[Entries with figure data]
+++

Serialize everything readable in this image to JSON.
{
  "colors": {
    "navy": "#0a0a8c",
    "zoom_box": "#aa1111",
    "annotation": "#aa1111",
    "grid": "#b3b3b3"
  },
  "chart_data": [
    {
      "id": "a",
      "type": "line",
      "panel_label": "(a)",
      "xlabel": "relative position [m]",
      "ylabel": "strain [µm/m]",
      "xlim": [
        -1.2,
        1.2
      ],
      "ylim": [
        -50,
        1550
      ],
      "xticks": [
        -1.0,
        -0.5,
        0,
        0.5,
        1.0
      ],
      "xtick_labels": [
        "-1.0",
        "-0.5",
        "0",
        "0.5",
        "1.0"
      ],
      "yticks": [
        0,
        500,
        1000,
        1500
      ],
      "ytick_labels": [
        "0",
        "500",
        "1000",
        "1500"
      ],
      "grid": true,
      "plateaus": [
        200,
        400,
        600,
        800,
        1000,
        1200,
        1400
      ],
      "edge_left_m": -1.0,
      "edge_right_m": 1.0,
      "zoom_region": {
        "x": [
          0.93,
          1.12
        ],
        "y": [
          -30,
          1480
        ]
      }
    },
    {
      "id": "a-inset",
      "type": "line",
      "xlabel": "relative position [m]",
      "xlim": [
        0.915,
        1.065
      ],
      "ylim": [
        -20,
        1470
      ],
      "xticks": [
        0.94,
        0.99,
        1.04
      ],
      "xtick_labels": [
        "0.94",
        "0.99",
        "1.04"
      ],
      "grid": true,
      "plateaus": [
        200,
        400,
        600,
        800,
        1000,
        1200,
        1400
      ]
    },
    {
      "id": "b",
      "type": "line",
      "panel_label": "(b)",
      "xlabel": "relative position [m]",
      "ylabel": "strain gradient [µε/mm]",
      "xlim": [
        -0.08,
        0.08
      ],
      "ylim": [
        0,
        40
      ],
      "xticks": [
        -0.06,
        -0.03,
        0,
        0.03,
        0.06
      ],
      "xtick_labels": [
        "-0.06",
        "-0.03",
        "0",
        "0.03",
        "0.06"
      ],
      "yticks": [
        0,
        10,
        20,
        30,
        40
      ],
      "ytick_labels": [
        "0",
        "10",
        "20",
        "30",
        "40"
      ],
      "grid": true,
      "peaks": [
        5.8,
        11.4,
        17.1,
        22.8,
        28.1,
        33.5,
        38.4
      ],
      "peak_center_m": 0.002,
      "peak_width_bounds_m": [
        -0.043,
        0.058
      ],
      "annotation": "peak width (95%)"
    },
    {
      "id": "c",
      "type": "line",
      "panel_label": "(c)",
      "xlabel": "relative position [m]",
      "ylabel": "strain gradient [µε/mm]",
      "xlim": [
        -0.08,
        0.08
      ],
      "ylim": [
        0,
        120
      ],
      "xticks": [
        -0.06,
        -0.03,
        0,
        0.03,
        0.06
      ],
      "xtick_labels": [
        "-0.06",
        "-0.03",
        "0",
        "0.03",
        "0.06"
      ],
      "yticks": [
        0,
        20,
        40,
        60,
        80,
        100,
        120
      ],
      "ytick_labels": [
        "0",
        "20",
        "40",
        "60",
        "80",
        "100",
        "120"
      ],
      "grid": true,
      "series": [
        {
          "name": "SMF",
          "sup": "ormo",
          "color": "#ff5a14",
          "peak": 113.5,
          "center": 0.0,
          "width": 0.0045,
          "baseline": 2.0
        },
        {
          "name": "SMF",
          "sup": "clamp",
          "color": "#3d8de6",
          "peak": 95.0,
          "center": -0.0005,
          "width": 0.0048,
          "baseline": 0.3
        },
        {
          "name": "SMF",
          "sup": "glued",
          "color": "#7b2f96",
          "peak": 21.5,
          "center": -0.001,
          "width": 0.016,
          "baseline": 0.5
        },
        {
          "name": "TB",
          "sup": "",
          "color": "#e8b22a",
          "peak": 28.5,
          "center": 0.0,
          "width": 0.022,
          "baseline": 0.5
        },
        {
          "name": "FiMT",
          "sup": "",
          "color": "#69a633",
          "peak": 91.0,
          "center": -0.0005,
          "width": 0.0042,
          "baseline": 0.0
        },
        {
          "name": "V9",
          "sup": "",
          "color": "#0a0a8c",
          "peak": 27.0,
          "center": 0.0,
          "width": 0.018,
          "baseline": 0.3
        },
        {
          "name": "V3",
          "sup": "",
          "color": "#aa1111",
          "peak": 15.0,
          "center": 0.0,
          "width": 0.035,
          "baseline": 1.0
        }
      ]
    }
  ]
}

+++

DESCRIPTION OF THE TASK: Make an exact copy of every entry.

OUTPUT FOR THIS TASK:
Serialize everything readable in this image to JSON.
{
  "colors": {
    "navy": "#0a0a8c",
    "zoom_box": "#aa1111",
    "annotation": "#aa1111",
    "grid": "#b3b3b3"
  },
  "chart_data": [
    {
      "id": "a",
      "type": "line",
      "panel_label": "(a)",
      "xlabel": "relative position [m]",
      "ylabel": "strain [µm/m]",
      "xlim": [
        -1.2,
        1.2
      ],
      "ylim": [
        -50,
        1550
      ],
      "xticks": [
        -1.0,
        -0.5,
        0,
        0.5,
        1.0
      ],
      "xtick_labels": [
        "-1.0",
        "-0.5",
        "0",
        "0.5",
        "1.0"
      ],
      "yticks": [
        0,
        500,
        1000,
        1500
      ],
      "ytick_labels": [
        "0",
        "500",
        "1000",
        "1500"
      ],
      "grid": true,
      "plateaus": [
        200,
        400,
        600,
        800,
        1000,
        1200,
        1400
      ],
      "edge_left_m": -1.0,
      "edge_right_m": 1.0,
      "zoom_region": {
        "x": [
          0.93,
          1.12
        ],
        "y": [
          -30,
          1480
        ]
      }
    },
    {
      "id": "a-inset",
      "type": "line",
      "xlabel": "relative position [m]",
      "xlim": [
        0.915,
        1.065
      ],
      "ylim": [
        -20,
        1470
      ],
      "xticks": [
        0.94,
        0.99,
        1.04
      ],
      "xtick_labels": [
        "0.94",
        "0.99",
        "1.04"
      ],
      "grid": true,
      "plateaus": [
        200,
        400,
        600,
        800,
        1000,
        1200,
        1400
      ]
    },
    {
      "id": "b",
      "type": "line",
      "panel_label": "(b)",
      "xlabel": "relative position [m]",
      "ylabel": "strain gradient [µε/mm]",
      "xlim": [
        -0.08,
        0.08
      ],
      "ylim": [
        0,
        40
      ],
      "xticks": [
        -0.06,
        -0.03,
        0,
        0.03,
        0.06
      ],
      "xtick_labels": [
        "-0.06",
        "-0.03",
        "0",
        "0.03",
        "0.06"
      ],
      "yticks": [
        0,
        10,
        20,
        30,
        40
      ],
      "ytick_labels": [
        "0",
        "10",
        "20",
        "30",
        "40"
      ],
      "grid": true,
      "peaks": [
        5.8,
        11.4,
        17.1,
        22.8,
        28.1,
        33.5,
        38.4
      ],
      "peak_center_m": 0.002,
      "peak_width_bounds_m": [
        -0.043,
        0.058
      ],
      "annotation": "peak width (95%)"
    },
    {
      "id": "c",
      "type": "line",
      "panel_label": "(c)",
      "xlabel": "relative position [m]",
      "ylabel": "strain gradient [µε/mm]",
      "xlim": [
        -0.08,
        0.08
      ],
      "ylim": [
        0,
        120
      ],
      "xticks": [
        -0.06,
        -0.03,
        0,
        0.03,
        0.06
      ],
      "xtick_labels": [
        "-0.06",
        "-0.03",
        "0",
        "0.03",
        "0.06"
      ],
      "yticks": [
        0,
        20,
        40,
        60,
        80,
        100,
        120
      ],
      "ytick_labels": [
        "0",
        "20",
        "40",
        "60",
        "80",
        "100",
        "120"
      ],
      "grid": true,
      "series": [
        {
          "name": "SMF",
          "sup": "ormo",
          "color": "#ff5a14",
          "peak": 113.5,
          "center": 0.0,
          "width": 0.0045,
          "baseline": 2.0
        },
        {
          "name": "SMF",
          "sup": "clamp",
          "color": "#3d8de6",
          "peak": 95.0,
          "center": -0.0005,
          "width": 0.0048,
          "baseline": 0.3
        },
        {
          "name": "SMF",
          "sup": "glued",
          "color": "#7b2f96",
          "peak": 21.5,
          "center": -0.001,
          "width": 0.016,
          "baseline": 0.5
        },
        {
          "name": "TB",
          "sup": "",
          "color": "#e8b22a",
          "peak": 28.5,
          "center": 0.0,
          "width": 0.022,
          "baseline": 0.5
        },
        {
          "name": "FiMT",
          "sup": "",
          "color": "#69a633",
          "peak": 91.0,
          "center": -0.0005,
          "width": 0.0042,
          "baseline": 0.0
        },
        {
          "name": "V9",
          "sup": "",
          "color": "#0a0a8c",
          "peak": 27.0,
          "center": 0.0,
          "width": 0.018,
          "baseline": 0.3
        },
        {
          "name": "V3",
          "sup": "",
          "color": "#aa1111",
          "peak": 15.0,
          "center": 0.0,
          "width": 0.035,
          "baseline": 1.0
        }
      ]
    }
  ]
}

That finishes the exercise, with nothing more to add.